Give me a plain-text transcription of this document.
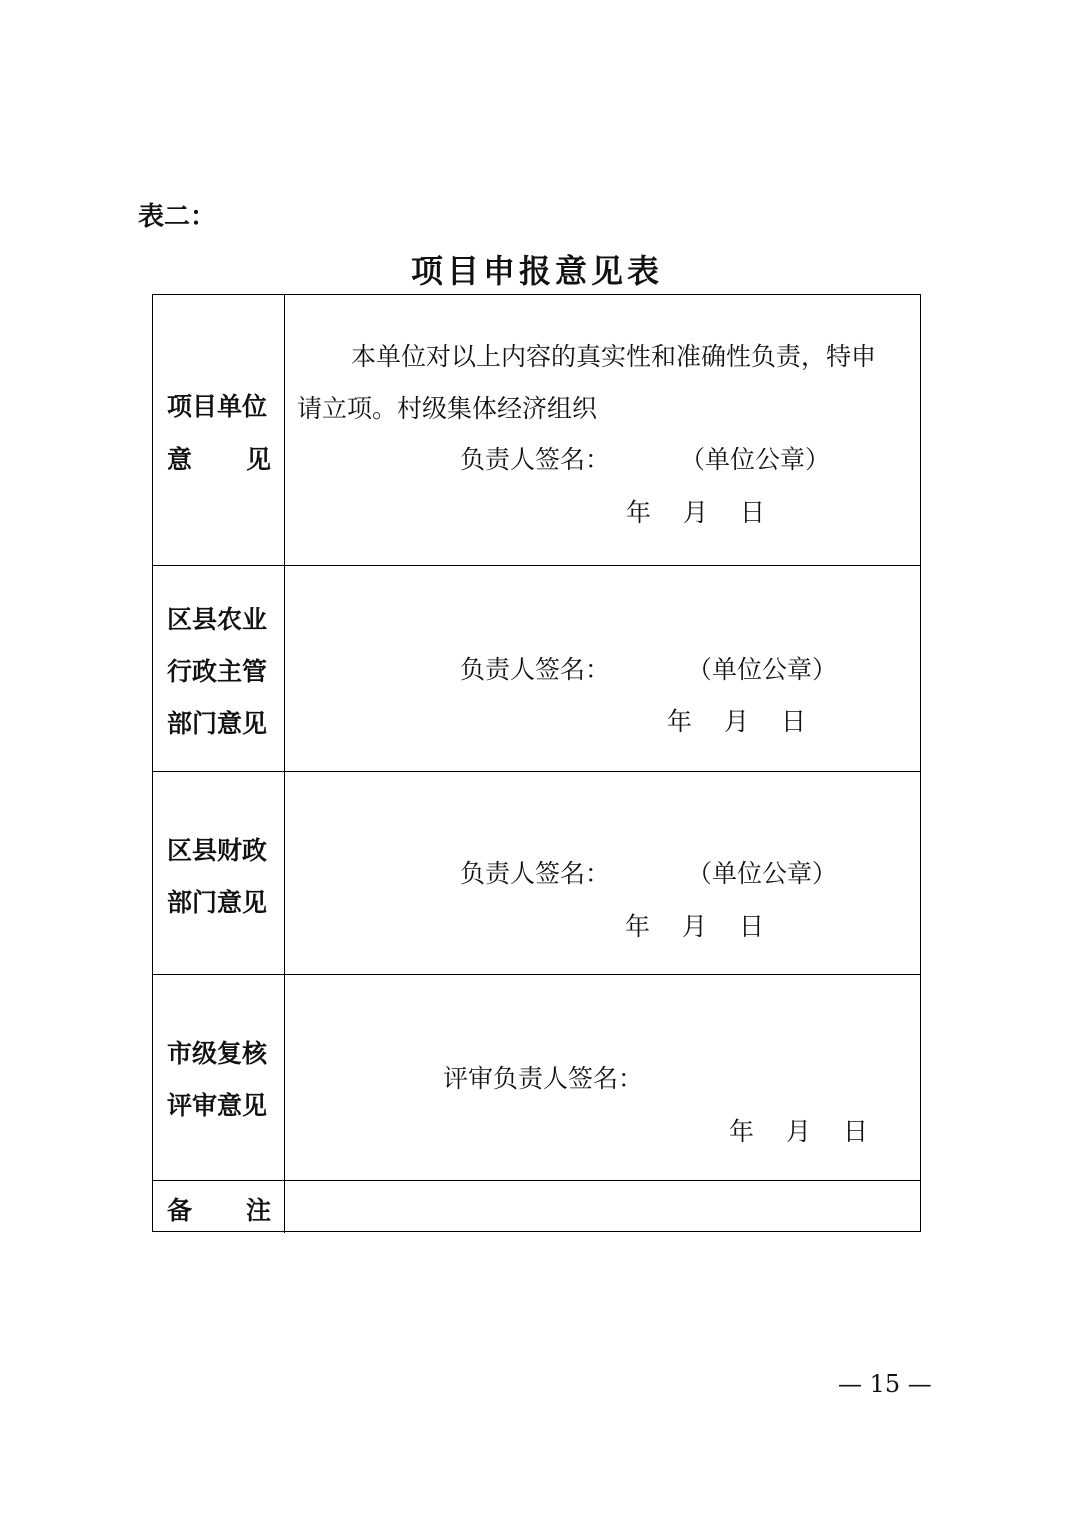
表二：
项目申报意见表
项目单位
意 见
本单位对以上内容的真实性和准确性负责，特申
请立项。村级集体经济组织
负责人签名：	（单位公章）
年 月 日
区县农业
行政主管
部门意见
负责人签名：	（单位公章）
年 月 日
区县财政
部门意见
负责人签名：	（单位公章）
年 月 日
市级复核
评审意见
评审负责人签名：
年 月 日
备 注
— 15 —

================

*Goal*:
Copy out all the records exactly, excluding pictures.

*Response for this exercise*:
Give me a plain-text transcription of this document.
表二：
项目申报意见表
项目单位
意 见
本单位对以上内容的真实性和准确性负责，特申
请立项。村级集体经济组织
负责人签名：	（单位公章）
年 月 日
区县农业
行政主管
部门意见
负责人签名：	（单位公章）
年 月 日
区县财政
部门意见
负责人签名：	（单位公章）
年 月 日
市级复核
评审意见
评审负责人签名：
年 月 日
备 注
— 15 —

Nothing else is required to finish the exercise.